▶ _Required work_
Search the material below for the string "alla" and list each line that holds it.

▶ _Records to process_
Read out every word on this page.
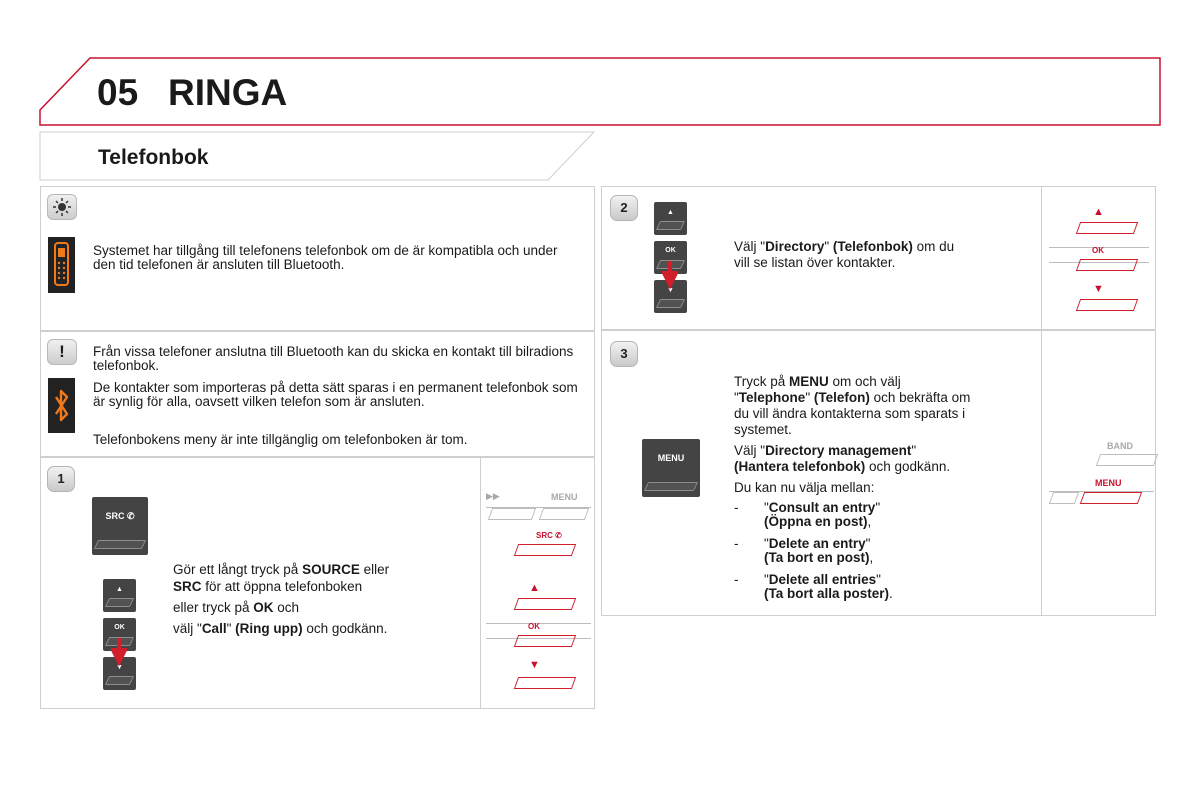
05 RINGA
Telefonbok
Systemet har tillgång till telefonens telefonbok om de är kompatibla och under den tid telefonen är ansluten till Bluetooth.
!	Från vissa telefoner anslutna till Bluetooth kan du skicka en kontakt till bilradions telefonbok.
De kontakter som importeras på detta sätt sparas i en permanent telefonbok som är synlig för alla, oavsett vilken telefon som är ansluten.
Telefonbokens meny är inte tillgänglig om telefonboken är tom.
1
SRC ✆
▲
OK
▼
Gör ett långt tryck på SOURCE eller
SRC för att öppna telefonboken
eller tryck på OK och
välj "Call" (Ring upp) och godkänn.
▶▶	MENU
SRC ✆
▲
OK
▼
2	▲
OK
▼
Välj "Directory" (Telefonbok) om du
vill se listan över kontakter.
▲
OK
▼
3
MENU
Tryck på MENU om och välj
"Telephone" (Telefon) och bekräfta om
du vill ändra kontakterna som sparats i
systemet.
Välj "Directory management"
(Hantera telefonbok) och godkänn.
Du kan nu välja mellan:
- "Consult an entry"
(Öppna en post),
- "Delete an entry"
(Ta bort en post),
- "Delete all entries"
(Ta bort alla poster).
BAND
MENU
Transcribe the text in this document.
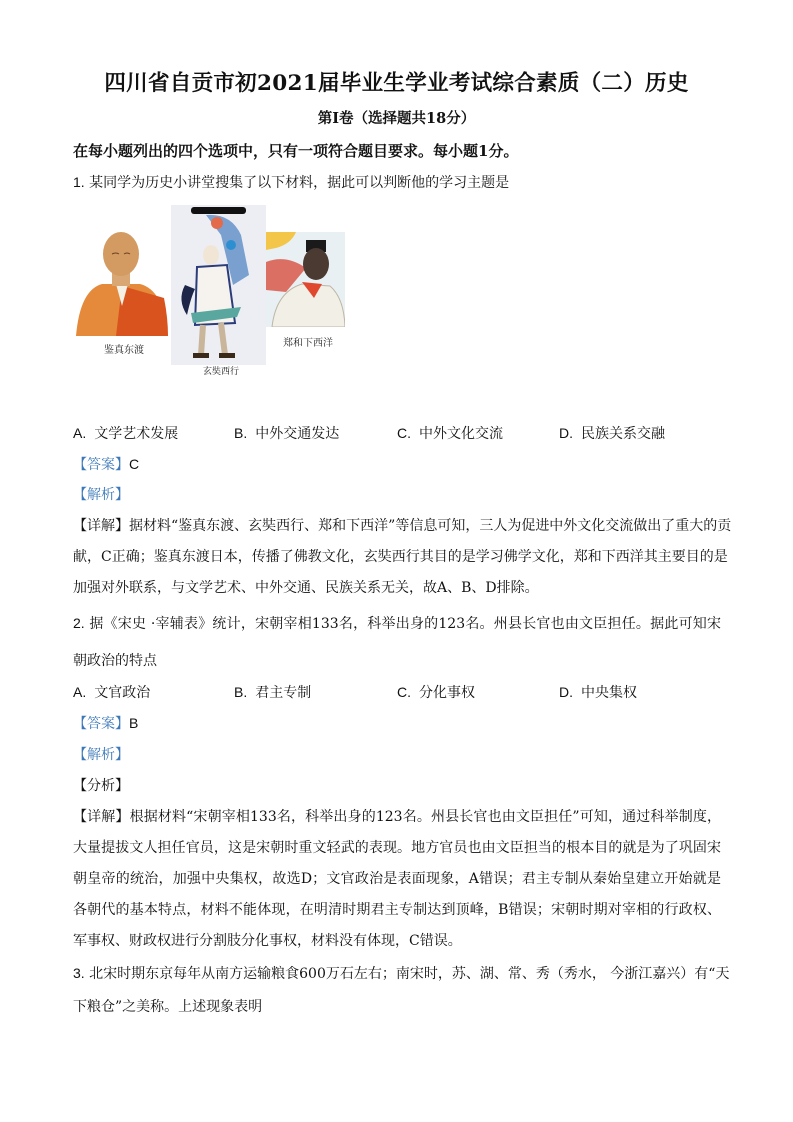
四川省自贡市初2021届毕业生学业考试综合素质（二）历史
第Ⅰ卷（选择题共18分）
在每小题列出的四个选项中，只有一项符合题目要求。每小题1分。
1. 某同学为历史小讲堂搜集了以下材料，据此可以判断他的学习主题是
鉴真东渡
玄奘西行
郑和下西洋
A. 文学艺术发展	B. 中外交通发达	C. 中外文化交流	D. 民族关系交融
【答案】C
【解析】
【详解】据材料“鉴真东渡、玄奘西行、郑和下西洋”等信息可知，三人为促进中外文化交流做出了重大的贡
献，C正确；鉴真东渡日本，传播了佛教文化，玄奘西行其目的是学习佛学文化，郑和下西洋其主要目的是
加强对外联系，与文学艺术、中外交通、民族关系无关，故A、B、D排除。
2. 据《宋史 ·宰辅表》统计，宋朝宰相133名，科举出身的123名。州县长官也由文臣担任。据此可知宋
朝政治的特点
A. 文官政治	B. 君主专制	C. 分化事权	D. 中央集权
【答案】B
【解析】
【分析】
【详解】根据材料“宋朝宰相133名，科举出身的123名。州县长官也由文臣担任”可知，通过科举制度，
大量提拔文人担任官员，这是宋朝时重文轻武的表现。地方官员也由文臣担当的根本目的就是为了巩固宋
朝皇帝的统治，加强中央集权，故选D；文官政治是表面现象，A错误；君主专制从秦始皇建立开始就是
各朝代的基本特点，材料不能体现，在明清时期君主专制达到顶峰，B错误；宋朝时期对宰相的行政权、
军事权、财政权进行分割肢分化事权，材料没有体现，C错误。
3. 北宋时期东京每年从南方运输粮食600万石左右；南宋时，苏、湖、常、秀（秀水， 今浙江嘉兴）有“天
下粮仓”之美称。上述现象表明
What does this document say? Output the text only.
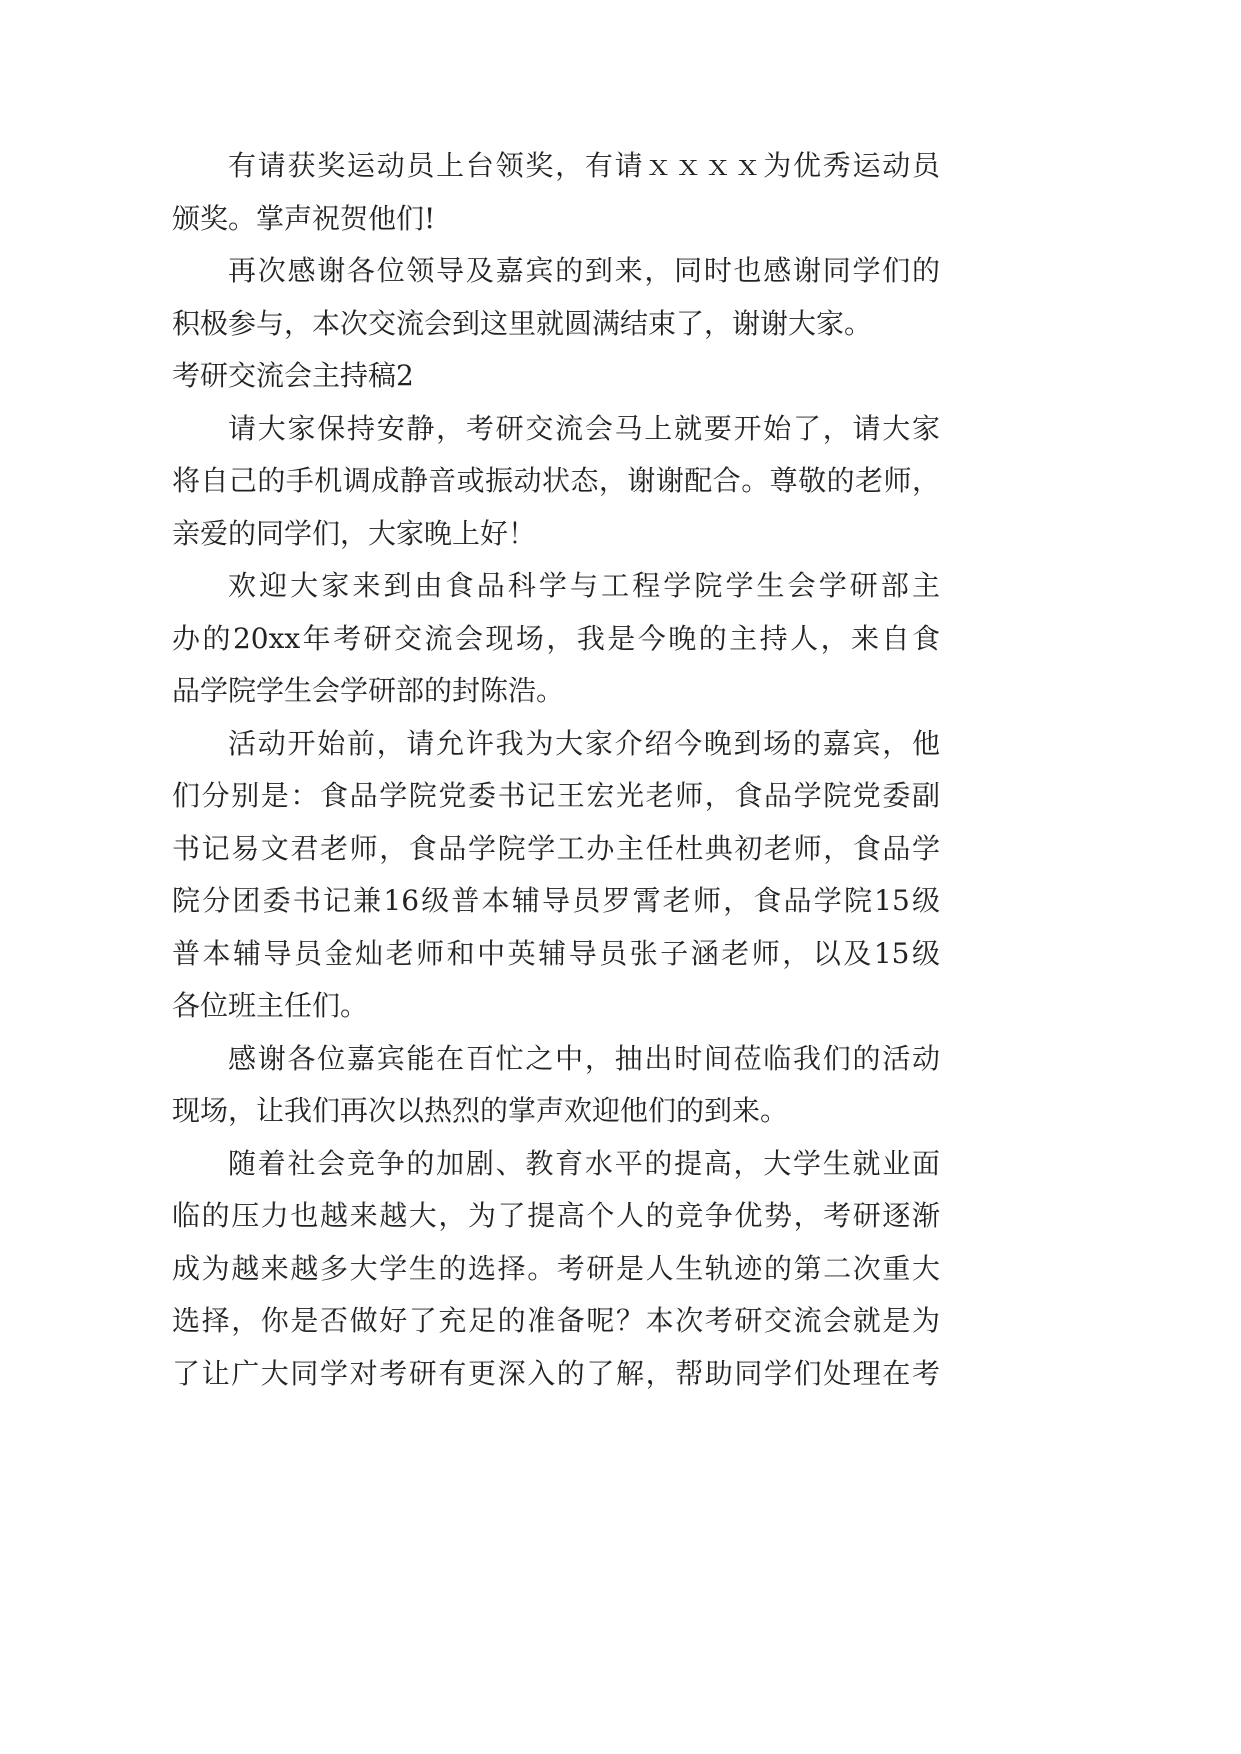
有请获奖运动员上台领奖，有请ｘｘｘｘ为优秀运动员
颁奖。掌声祝贺他们!
再次感谢各位领导及嘉宾的到来，同时也感谢同学们的
积极参与，本次交流会到这里就圆满结束了，谢谢大家。
考研交流会主持稿2
请大家保持安静，考研交流会马上就要开始了，请大家
将自己的手机调成静音或振动状态，谢谢配合。尊敬的老师，
亲爱的同学们，大家晚上好！
欢迎大家来到由食品科学与工程学院学生会学研部主
办的20xx年考研交流会现场，我是今晚的主持人，来自食
品学院学生会学研部的封陈浩。
活动开始前，请允许我为大家介绍今晚到场的嘉宾，他
们分别是：食品学院党委书记王宏光老师，食品学院党委副
书记易文君老师，食品学院学工办主任杜典初老师，食品学
院分团委书记兼16级普本辅导员罗霄老师，食品学院15级
普本辅导员金灿老师和中英辅导员张子涵老师，以及15级
各位班主任们。
感谢各位嘉宾能在百忙之中，抽出时间莅临我们的活动
现场，让我们再次以热烈的掌声欢迎他们的到来。
随着社会竞争的加剧、教育水平的提高，大学生就业面
临的压力也越来越大，为了提高个人的竞争优势，考研逐渐
成为越来越多大学生的选择。考研是人生轨迹的第二次重大
选择，你是否做好了充足的准备呢？本次考研交流会就是为
了让广大同学对考研有更深入的了解，帮助同学们处理在考
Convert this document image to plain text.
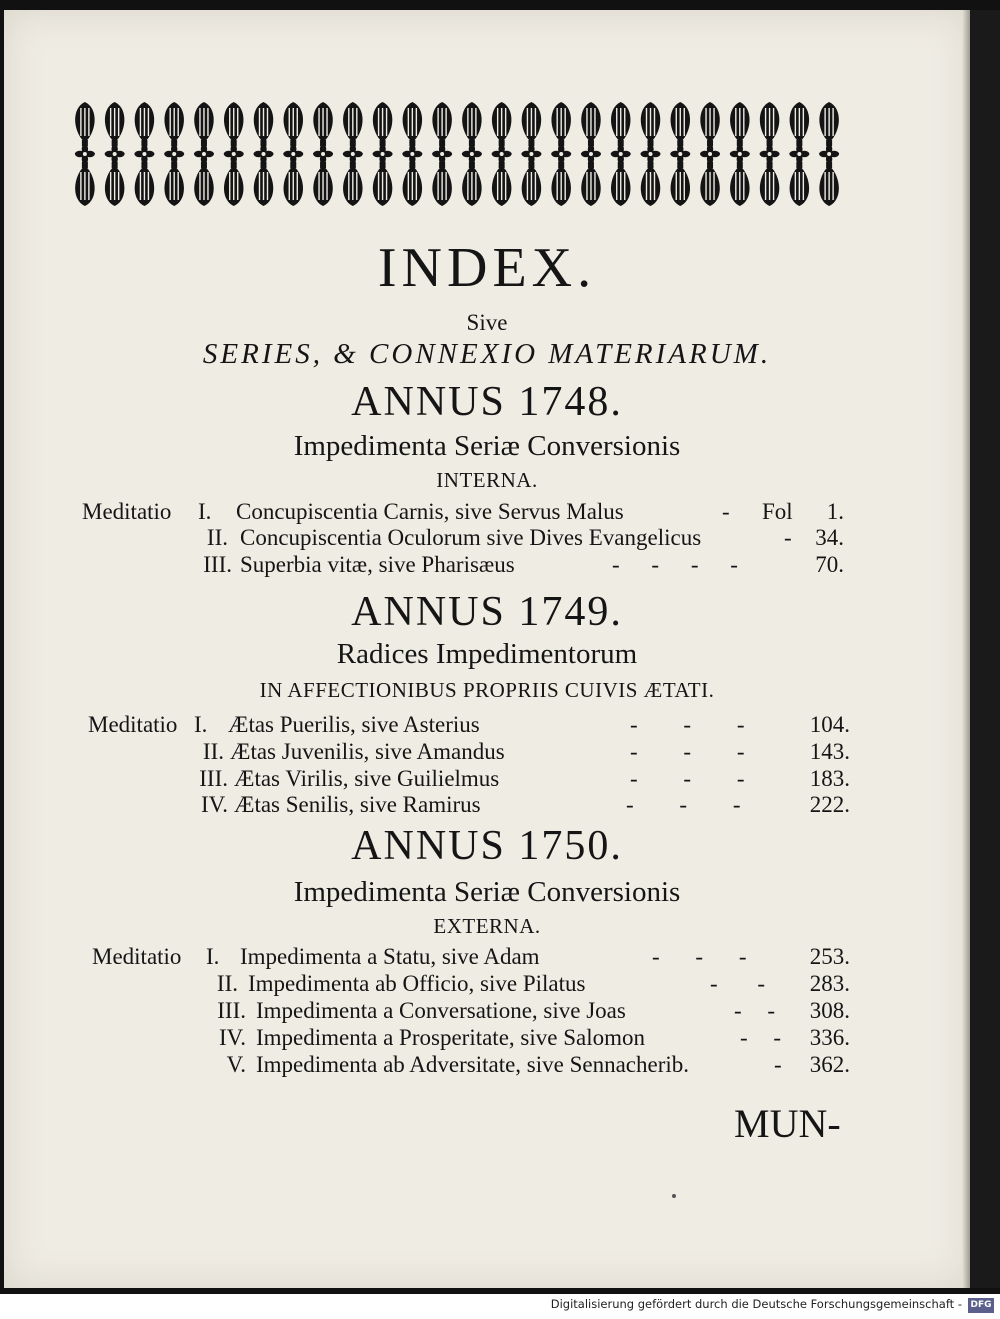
INDEX.
Sive
SERIES, & CONNEXIO MATERIARUM.
ANNUS 1748.
Impedimenta Seriæ Conversionis
INTERNA.
Meditatio I. Concupiscentia Carnis, sive Servus Malus	- Fol	1.
II. Concupiscentia Oculorum sive Dives Evangelicus	-	34.
III. Superbia vitæ, sive Pharisæus	- - - -	70.
ANNUS 1749.
Radices Impedimentorum
IN AFFECTIONIBUS PROPRIIS CUIVIS ÆTATI.
Meditatio I. Ætas Puerilis, sive Asterius	- - -	104.
II. Ætas Juvenilis, sive Amandus	- - -	143.
III. Ætas Virilis, sive Guilielmus	- - -	183.
IV. Ætas Senilis, sive Ramirus	- - -	222.
ANNUS 1750.
Impedimenta Seriæ Conversionis
EXTERNA.
Meditatio I. Impedimenta a Statu, sive Adam	- - -	253.
II. Impedimenta ab Officio, sive Pilatus	- -	283.
III. Impedimenta a Conversatione, sive Joas	- -	308.
IV. Impedimenta a Prosperitate, sive Salomon	- -	336.
V. Impedimenta ab Adversitate, sive Sennacherib.	-	362.
MUN-
Digitalisierung gefördert durch die Deutsche Forschungsgemeinschaft - DFG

▶ _Answer to this task_
De kontakter som importeras på detta sätt sparas i en permanent telefonbok som är synlig för alla, oavsett vilken telefon som är ansluten.
(Ta bort alla poster).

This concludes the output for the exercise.